▸ Directive
Output the entries verbatim, including every line.

>> START Dataset

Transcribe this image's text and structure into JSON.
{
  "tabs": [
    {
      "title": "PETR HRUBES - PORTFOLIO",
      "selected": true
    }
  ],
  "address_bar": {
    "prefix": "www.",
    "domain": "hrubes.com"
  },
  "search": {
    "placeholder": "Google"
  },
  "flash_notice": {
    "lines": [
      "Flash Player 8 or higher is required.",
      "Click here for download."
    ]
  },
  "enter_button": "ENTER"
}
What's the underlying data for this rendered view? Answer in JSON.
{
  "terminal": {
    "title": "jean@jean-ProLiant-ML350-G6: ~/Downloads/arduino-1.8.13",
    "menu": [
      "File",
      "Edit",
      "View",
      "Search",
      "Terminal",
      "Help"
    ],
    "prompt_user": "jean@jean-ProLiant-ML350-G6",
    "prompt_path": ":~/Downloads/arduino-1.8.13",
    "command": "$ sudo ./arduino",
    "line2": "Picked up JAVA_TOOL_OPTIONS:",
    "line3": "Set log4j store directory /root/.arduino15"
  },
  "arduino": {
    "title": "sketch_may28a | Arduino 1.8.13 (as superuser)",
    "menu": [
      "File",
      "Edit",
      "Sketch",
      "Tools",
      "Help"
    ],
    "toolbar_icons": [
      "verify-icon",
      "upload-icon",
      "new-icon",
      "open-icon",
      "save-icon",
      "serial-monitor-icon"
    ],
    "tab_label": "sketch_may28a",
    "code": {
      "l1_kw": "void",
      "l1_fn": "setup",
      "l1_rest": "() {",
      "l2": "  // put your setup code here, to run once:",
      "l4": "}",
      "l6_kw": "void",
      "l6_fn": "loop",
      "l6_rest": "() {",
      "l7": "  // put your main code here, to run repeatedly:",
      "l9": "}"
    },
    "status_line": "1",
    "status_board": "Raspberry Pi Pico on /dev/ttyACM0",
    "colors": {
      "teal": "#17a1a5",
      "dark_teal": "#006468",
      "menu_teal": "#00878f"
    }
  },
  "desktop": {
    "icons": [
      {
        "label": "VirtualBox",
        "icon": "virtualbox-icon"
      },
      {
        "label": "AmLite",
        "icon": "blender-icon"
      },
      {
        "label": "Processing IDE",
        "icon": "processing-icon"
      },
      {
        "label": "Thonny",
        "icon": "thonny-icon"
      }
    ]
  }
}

>> END Dataset

▸ Written reply
Transcribe this image's text and structure into JSON.
{
  "tabs": [
    {
      "title": "PETR HRUBES - PORTFOLIO",
      "selected": true
    }
  ],
  "address_bar": {
    "prefix": "www.",
    "domain": "hrubes.com"
  },
  "search": {
    "placeholder": "Google"
  },
  "flash_notice": {
    "lines": [
      "Flash Player 8 or higher is required.",
      "Click here for download."
    ]
  },
  "enter_button": "ENTER"
}
What's the underlying data for this rendered view? Answer in JSON.
{
  "terminal": {
    "title": "jean@jean-ProLiant-ML350-G6: ~/Downloads/arduino-1.8.13",
    "menu": [
      "File",
      "Edit",
      "View",
      "Search",
      "Terminal",
      "Help"
    ],
    "prompt_user": "jean@jean-ProLiant-ML350-G6",
    "prompt_path": ":~/Downloads/arduino-1.8.13",
    "command": "$ sudo ./arduino",
    "line2": "Picked up JAVA_TOOL_OPTIONS:",
    "line3": "Set log4j store directory /root/.arduino15"
  },
  "arduino": {
    "title": "sketch_may28a | Arduino 1.8.13 (as superuser)",
    "menu": [
      "File",
      "Edit",
      "Sketch",
      "Tools",
      "Help"
    ],
    "toolbar_icons": [
      "verify-icon",
      "upload-icon",
      "new-icon",
      "open-icon",
      "save-icon",
      "serial-monitor-icon"
    ],
    "tab_label": "sketch_may28a",
    "code": {
      "l1_kw": "void",
      "l1_fn": "setup",
      "l1_rest": "() {",
      "l2": "  // put your setup code here, to run once:",
      "l4": "}",
      "l6_kw": "void",
      "l6_fn": "loop",
      "l6_rest": "() {",
      "l7": "  // put your main code here, to run repeatedly:",
      "l9": "}"
    },
    "status_line": "1",
    "status_board": "Raspberry Pi Pico on /dev/ttyACM0",
    "colors": {
      "teal": "#17a1a5",
      "dark_teal": "#006468",
      "menu_teal": "#00878f"
    }
  },
  "desktop": {
    "icons": [
      {
        "label": "VirtualBox",
        "icon": "virtualbox-icon"
      },
      {
        "label": "AmLite",
        "icon": "blender-icon"
      },
      {
        "label": "Processing IDE",
        "icon": "processing-icon"
      },
      {
        "label": "Thonny",
        "icon": "thonny-icon"
      }
    ]
  }
}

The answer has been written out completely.